■ **BRIEF**
Return the complete listing that follows, with each line reproduced exactly.

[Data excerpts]
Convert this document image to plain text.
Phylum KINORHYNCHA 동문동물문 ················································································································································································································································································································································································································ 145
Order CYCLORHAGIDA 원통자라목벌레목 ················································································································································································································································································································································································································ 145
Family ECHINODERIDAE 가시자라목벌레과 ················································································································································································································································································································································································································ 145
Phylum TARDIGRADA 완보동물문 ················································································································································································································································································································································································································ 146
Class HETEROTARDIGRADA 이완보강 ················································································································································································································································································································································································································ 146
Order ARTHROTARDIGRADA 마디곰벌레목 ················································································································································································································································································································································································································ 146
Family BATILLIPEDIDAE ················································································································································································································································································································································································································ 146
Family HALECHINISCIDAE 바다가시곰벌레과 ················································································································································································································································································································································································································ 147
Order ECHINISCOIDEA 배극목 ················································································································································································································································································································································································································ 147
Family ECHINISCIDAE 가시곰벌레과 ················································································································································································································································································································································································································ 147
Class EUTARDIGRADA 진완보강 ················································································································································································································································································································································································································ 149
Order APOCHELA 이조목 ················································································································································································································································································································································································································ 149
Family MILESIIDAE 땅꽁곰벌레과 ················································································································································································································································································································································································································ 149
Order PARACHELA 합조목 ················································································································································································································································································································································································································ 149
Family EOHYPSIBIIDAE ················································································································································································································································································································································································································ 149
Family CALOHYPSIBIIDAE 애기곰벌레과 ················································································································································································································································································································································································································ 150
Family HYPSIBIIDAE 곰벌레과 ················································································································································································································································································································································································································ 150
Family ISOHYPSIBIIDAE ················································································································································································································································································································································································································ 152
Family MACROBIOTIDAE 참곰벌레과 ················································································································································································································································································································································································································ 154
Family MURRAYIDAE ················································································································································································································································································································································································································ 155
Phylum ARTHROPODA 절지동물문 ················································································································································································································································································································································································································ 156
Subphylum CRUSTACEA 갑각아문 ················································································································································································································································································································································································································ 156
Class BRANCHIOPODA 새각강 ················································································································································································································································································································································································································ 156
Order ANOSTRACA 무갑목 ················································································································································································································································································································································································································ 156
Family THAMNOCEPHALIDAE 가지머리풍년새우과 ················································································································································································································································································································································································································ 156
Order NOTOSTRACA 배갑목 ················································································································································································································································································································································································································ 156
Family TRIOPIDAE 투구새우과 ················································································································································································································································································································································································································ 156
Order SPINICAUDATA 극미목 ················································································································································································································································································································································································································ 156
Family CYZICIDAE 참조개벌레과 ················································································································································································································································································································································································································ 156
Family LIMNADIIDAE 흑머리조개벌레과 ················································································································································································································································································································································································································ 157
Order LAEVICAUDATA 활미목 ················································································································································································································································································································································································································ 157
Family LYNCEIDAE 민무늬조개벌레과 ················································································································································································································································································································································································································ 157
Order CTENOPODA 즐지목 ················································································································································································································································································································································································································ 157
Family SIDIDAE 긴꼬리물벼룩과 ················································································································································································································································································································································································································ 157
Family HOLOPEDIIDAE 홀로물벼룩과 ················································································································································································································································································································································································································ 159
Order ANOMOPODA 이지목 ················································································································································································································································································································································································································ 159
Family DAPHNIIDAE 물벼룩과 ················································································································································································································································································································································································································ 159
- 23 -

■ **RESPONSE TO THIS EXERCISE**
Convert this document image to plain text.
Phylum KINORHYNCHA 동문동물문 ················································································································································································································································································································································································································ 145
Order CYCLORHAGIDA 원통자라목벌레목 ················································································································································································································································································································································································································ 145
Family ECHINODERIDAE 가시자라목벌레과 ················································································································································································································································································································································································································ 145
Phylum TARDIGRADA 완보동물문 ················································································································································································································································································································································································································ 146
Class HETEROTARDIGRADA 이완보강 ················································································································································································································································································································································································································ 146
Order ARTHROTARDIGRADA 마디곰벌레목 ················································································································································································································································································································································································································ 146
Family BATILLIPEDIDAE ················································································································································································································································································································································································································ 146
Family HALECHINISCIDAE 바다가시곰벌레과 ················································································································································································································································································································································································································ 147
Order ECHINISCOIDEA 배극목 ················································································································································································································································································································································································································ 147
Family ECHINISCIDAE 가시곰벌레과 ················································································································································································································································································································································································································ 147
Class EUTARDIGRADA 진완보강 ················································································································································································································································································································································································································ 149
Order APOCHELA 이조목 ················································································································································································································································································································································································································ 149
Family MILESIIDAE 땅꽁곰벌레과 ················································································································································································································································································································································································································ 149
Order PARACHELA 합조목 ················································································································································································································································································································································································································ 149
Family EOHYPSIBIIDAE ················································································································································································································································································································································································································ 149
Family CALOHYPSIBIIDAE 애기곰벌레과 ················································································································································································································································································································································································································ 150
Family HYPSIBIIDAE 곰벌레과 ················································································································································································································································································································································································································ 150
Family ISOHYPSIBIIDAE ················································································································································································································································································································································································································ 152
Family MACROBIOTIDAE 참곰벌레과 ················································································································································································································································································································································································································ 154
Family MURRAYIDAE ················································································································································································································································································································································································································ 155
Phylum ARTHROPODA 절지동물문 ················································································································································································································································································································································································································ 156
Subphylum CRUSTACEA 갑각아문 ················································································································································································································································································································································································································ 156
Class BRANCHIOPODA 새각강 ················································································································································································································································································································································································································ 156
Order ANOSTRACA 무갑목 ················································································································································································································································································································································································································ 156
Family THAMNOCEPHALIDAE 가지머리풍년새우과 ················································································································································································································································································································································································································ 156
Order NOTOSTRACA 배갑목 ················································································································································································································································································································································································································ 156
Family TRIOPIDAE 투구새우과 ················································································································································································································································································································································································································ 156
Order SPINICAUDATA 극미목 ················································································································································································································································································································································································································ 156
Family CYZICIDAE 참조개벌레과 ················································································································································································································································································································································································································ 156
Family LIMNADIIDAE 흑머리조개벌레과 ················································································································································································································································································································································································································ 157
Order LAEVICAUDATA 활미목 ················································································································································································································································································································································································································ 157
Family LYNCEIDAE 민무늬조개벌레과 ················································································································································································································································································································································································································ 157
Order CTENOPODA 즐지목 ················································································································································································································································································································································································································ 157
Family SIDIDAE 긴꼬리물벼룩과 ················································································································································································································································································································································································································ 157
Family HOLOPEDIIDAE 홀로물벼룩과 ················································································································································································································································································································································································································ 159
Order ANOMOPODA 이지목 ················································································································································································································································································································································································································ 159
Family DAPHNIIDAE 물벼룩과 ················································································································································································································································································································································································································ 159
- 23 -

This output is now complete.